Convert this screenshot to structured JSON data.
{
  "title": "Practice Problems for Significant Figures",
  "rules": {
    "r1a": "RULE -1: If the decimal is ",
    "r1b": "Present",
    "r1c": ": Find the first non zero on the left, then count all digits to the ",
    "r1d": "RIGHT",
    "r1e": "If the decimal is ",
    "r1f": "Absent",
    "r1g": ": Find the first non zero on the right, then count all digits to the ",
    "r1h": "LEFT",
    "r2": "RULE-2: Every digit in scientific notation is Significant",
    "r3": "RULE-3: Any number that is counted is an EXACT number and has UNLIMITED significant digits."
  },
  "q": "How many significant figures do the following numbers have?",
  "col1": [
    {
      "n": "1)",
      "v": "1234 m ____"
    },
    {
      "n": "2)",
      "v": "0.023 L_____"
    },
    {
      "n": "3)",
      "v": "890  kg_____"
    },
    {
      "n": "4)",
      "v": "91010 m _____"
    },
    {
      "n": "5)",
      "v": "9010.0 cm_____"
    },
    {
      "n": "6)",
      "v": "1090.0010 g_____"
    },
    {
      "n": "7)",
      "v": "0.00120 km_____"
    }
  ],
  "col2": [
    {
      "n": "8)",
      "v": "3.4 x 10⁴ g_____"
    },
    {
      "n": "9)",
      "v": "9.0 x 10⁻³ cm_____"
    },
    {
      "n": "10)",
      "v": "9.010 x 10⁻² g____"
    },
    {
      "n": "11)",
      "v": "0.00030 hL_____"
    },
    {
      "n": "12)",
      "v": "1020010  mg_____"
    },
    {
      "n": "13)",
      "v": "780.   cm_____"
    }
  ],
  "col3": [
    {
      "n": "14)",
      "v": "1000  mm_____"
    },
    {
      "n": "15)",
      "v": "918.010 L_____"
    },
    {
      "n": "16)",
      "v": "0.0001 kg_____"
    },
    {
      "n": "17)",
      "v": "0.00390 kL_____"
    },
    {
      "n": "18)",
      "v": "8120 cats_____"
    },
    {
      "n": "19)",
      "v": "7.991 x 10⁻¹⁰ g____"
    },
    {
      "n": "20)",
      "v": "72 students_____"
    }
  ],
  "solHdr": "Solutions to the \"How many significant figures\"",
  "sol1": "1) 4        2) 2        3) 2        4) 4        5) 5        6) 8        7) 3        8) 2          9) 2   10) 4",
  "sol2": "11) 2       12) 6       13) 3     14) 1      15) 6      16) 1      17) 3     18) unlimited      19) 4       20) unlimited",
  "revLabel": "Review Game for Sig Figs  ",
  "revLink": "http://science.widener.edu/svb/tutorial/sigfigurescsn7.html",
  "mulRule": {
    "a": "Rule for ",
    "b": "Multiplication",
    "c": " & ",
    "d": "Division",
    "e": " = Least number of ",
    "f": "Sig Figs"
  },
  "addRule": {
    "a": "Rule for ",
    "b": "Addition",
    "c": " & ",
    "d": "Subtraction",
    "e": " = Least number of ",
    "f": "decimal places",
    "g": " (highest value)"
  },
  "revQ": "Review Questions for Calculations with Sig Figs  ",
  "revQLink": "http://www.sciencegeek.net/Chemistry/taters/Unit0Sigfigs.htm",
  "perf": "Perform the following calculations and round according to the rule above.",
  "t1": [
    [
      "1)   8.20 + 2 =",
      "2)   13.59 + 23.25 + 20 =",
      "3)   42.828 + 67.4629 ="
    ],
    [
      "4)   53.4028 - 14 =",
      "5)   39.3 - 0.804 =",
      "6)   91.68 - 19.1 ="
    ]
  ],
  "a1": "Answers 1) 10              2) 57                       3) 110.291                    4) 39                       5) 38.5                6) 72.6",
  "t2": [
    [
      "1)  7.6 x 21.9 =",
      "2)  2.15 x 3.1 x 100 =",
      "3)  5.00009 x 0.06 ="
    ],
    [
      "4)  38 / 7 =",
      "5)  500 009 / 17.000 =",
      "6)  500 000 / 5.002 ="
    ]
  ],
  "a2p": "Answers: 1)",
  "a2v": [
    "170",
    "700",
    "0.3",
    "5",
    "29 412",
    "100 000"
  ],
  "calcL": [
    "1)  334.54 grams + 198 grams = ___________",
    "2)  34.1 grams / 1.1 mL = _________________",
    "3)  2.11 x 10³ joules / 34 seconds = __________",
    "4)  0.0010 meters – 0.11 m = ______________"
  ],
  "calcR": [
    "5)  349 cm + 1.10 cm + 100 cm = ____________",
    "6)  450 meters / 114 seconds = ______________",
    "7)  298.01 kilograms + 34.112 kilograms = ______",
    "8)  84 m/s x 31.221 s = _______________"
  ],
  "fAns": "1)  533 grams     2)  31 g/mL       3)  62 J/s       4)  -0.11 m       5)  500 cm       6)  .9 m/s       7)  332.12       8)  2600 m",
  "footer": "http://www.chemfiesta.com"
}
- - -
- Problem details -
All of the data above should be transcribed exactly.

- Written reply -
Convert this screenshot to structured JSON data.
{
  "title": "Practice Problems for Significant Figures",
  "rules": {
    "r1a": "RULE -1: If the decimal is ",
    "r1b": "Present",
    "r1c": ": Find the first non zero on the left, then count all digits to the ",
    "r1d": "RIGHT",
    "r1e": "If the decimal is ",
    "r1f": "Absent",
    "r1g": ": Find the first non zero on the right, then count all digits to the ",
    "r1h": "LEFT",
    "r2": "RULE-2: Every digit in scientific notation is Significant",
    "r3": "RULE-3: Any number that is counted is an EXACT number and has UNLIMITED significant digits."
  },
  "q": "How many significant figures do the following numbers have?",
  "col1": [
    {
      "n": "1)",
      "v": "1234 m ____"
    },
    {
      "n": "2)",
      "v": "0.023 L_____"
    },
    {
      "n": "3)",
      "v": "890  kg_____"
    },
    {
      "n": "4)",
      "v": "91010 m _____"
    },
    {
      "n": "5)",
      "v": "9010.0 cm_____"
    },
    {
      "n": "6)",
      "v": "1090.0010 g_____"
    },
    {
      "n": "7)",
      "v": "0.00120 km_____"
    }
  ],
  "col2": [
    {
      "n": "8)",
      "v": "3.4 x 10⁴ g_____"
    },
    {
      "n": "9)",
      "v": "9.0 x 10⁻³ cm_____"
    },
    {
      "n": "10)",
      "v": "9.010 x 10⁻² g____"
    },
    {
      "n": "11)",
      "v": "0.00030 hL_____"
    },
    {
      "n": "12)",
      "v": "1020010  mg_____"
    },
    {
      "n": "13)",
      "v": "780.   cm_____"
    }
  ],
  "col3": [
    {
      "n": "14)",
      "v": "1000  mm_____"
    },
    {
      "n": "15)",
      "v": "918.010 L_____"
    },
    {
      "n": "16)",
      "v": "0.0001 kg_____"
    },
    {
      "n": "17)",
      "v": "0.00390 kL_____"
    },
    {
      "n": "18)",
      "v": "8120 cats_____"
    },
    {
      "n": "19)",
      "v": "7.991 x 10⁻¹⁰ g____"
    },
    {
      "n": "20)",
      "v": "72 students_____"
    }
  ],
  "solHdr": "Solutions to the \"How many significant figures\"",
  "sol1": "1) 4        2) 2        3) 2        4) 4        5) 5        6) 8        7) 3        8) 2          9) 2   10) 4",
  "sol2": "11) 2       12) 6       13) 3     14) 1      15) 6      16) 1      17) 3     18) unlimited      19) 4       20) unlimited",
  "revLabel": "Review Game for Sig Figs  ",
  "revLink": "http://science.widener.edu/svb/tutorial/sigfigurescsn7.html",
  "mulRule": {
    "a": "Rule for ",
    "b": "Multiplication",
    "c": " & ",
    "d": "Division",
    "e": " = Least number of ",
    "f": "Sig Figs"
  },
  "addRule": {
    "a": "Rule for ",
    "b": "Addition",
    "c": " & ",
    "d": "Subtraction",
    "e": " = Least number of ",
    "f": "decimal places",
    "g": " (highest value)"
  },
  "revQ": "Review Questions for Calculations with Sig Figs  ",
  "revQLink": "http://www.sciencegeek.net/Chemistry/taters/Unit0Sigfigs.htm",
  "perf": "Perform the following calculations and round according to the rule above.",
  "t1": [
    [
      "1)   8.20 + 2 =",
      "2)   13.59 + 23.25 + 20 =",
      "3)   42.828 + 67.4629 ="
    ],
    [
      "4)   53.4028 - 14 =",
      "5)   39.3 - 0.804 =",
      "6)   91.68 - 19.1 ="
    ]
  ],
  "a1": "Answers 1) 10              2) 57                       3) 110.291                    4) 39                       5) 38.5                6) 72.6",
  "t2": [
    [
      "1)  7.6 x 21.9 =",
      "2)  2.15 x 3.1 x 100 =",
      "3)  5.00009 x 0.06 ="
    ],
    [
      "4)  38 / 7 =",
      "5)  500 009 / 17.000 =",
      "6)  500 000 / 5.002 ="
    ]
  ],
  "a2p": "Answers: 1)",
  "a2v": [
    "170",
    "700",
    "0.3",
    "5",
    "29 412",
    "100 000"
  ],
  "calcL": [
    "1)  334.54 grams + 198 grams = ___________",
    "2)  34.1 grams / 1.1 mL = _________________",
    "3)  2.11 x 10³ joules / 34 seconds = __________",
    "4)  0.0010 meters – 0.11 m = ______________"
  ],
  "calcR": [
    "5)  349 cm + 1.10 cm + 100 cm = ____________",
    "6)  450 meters / 114 seconds = ______________",
    "7)  298.01 kilograms + 34.112 kilograms = ______",
    "8)  84 m/s x 31.221 s = _______________"
  ],
  "fAns": "1)  533 grams     2)  31 g/mL       3)  62 J/s       4)  -0.11 m       5)  500 cm       6)  .9 m/s       7)  332.12       8)  2600 m",
  "footer": "http://www.chemfiesta.com"
}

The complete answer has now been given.